──────── Records supplied ────────

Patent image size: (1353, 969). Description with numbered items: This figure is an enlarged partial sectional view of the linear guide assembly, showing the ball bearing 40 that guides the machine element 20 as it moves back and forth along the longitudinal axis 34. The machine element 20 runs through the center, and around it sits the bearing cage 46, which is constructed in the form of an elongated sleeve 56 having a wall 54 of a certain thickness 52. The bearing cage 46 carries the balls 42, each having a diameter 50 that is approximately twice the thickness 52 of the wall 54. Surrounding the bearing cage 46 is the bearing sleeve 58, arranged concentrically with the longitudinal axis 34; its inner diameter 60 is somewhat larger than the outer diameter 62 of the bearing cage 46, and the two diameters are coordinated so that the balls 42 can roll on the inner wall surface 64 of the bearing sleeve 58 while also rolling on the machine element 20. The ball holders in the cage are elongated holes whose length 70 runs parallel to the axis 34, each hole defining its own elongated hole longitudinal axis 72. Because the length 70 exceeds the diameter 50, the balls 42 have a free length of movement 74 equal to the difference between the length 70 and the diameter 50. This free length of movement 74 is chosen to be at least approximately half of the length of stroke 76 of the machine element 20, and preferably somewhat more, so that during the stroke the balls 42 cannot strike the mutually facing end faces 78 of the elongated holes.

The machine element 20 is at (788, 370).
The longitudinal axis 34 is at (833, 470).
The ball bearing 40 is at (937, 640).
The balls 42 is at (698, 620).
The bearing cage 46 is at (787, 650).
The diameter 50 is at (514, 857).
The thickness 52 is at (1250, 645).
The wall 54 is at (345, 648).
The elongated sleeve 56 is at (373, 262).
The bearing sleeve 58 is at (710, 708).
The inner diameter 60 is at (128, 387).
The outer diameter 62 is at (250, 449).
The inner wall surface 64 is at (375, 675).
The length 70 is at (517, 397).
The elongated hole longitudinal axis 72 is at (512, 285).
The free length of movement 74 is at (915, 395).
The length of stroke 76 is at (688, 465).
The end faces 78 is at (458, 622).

────────

Written exercise
Turn every line of the data above into a numbered list, leaving out the blank lines.

Answer in full
1. Patent image size: (1353, 969). Description with numbered items: This figure is an enlarged partial sectional view of the linear guide assembly, showing the ball bearing 40 that guides the machine element 20 as it moves back and forth along the longitudinal axis 34. The machine element 20 runs through the center, and around it sits the bearing cage 46, which is constructed in the form of an elongated sleeve 56 having a wall 54 of a certain thickness 52. The bearing cage 46 carries the balls 42, each having a diameter 50 that is approximately twice the thickness 52 of the wall 54. Surrounding the bearing cage 46 is the bearing sleeve 58, arranged concentrically with the longitudinal axis 34; its inner diameter 60 is somewhat larger than the outer diameter 62 of the bearing cage 46, and the two diameters are coordinated so that the balls 42 can roll on the inner wall surface 64 of the bearing sleeve 58 while also rolling on the machine element 20. The ball holders in the cage are elongated holes whose length 70 runs parallel to the axis 34, each hole defining its own elongated hole longitudinal axis 72. Because the length 70 exceeds the diameter 50, the balls 42 have a free length of movement 74 equal to the difference between the length 70 and the diameter 50. This free length of movement 74 is chosen to be at least approximately half of the length of stroke 76 of the machine element 20, and preferably somewhat more, so that during the stroke the balls 42 cannot strike the mutually facing end faces 78 of the elongated holes.
2. The machine element 20 is at (788, 370).
3. The longitudinal axis 34 is at (833, 470).
4. The ball bearing 40 is at (937, 640).
5. The balls 42 is at (698, 620).
6. The bearing cage 46 is at (787, 650).
7. The diameter 50 is at (514, 857).
8. The thickness 52 is at (1250, 645).
9. The wall 54 is at (345, 648).
10. The elongated sleeve 56 is at (373, 262).
11. The bearing sleeve 58 is at (710, 708).
12. The inner diameter 60 is at (128, 387).
13. The outer diameter 62 is at (250, 449).
14. The inner wall surface 64 is at (375, 675).
15. The length 70 is at (517, 397).
16. The elongated hole longitudinal axis 72 is at (512, 285).
17. The free length of movement 74 is at (915, 395).
18. The length of stroke 76 is at (688, 465).
19. The end faces 78 is at (458, 622).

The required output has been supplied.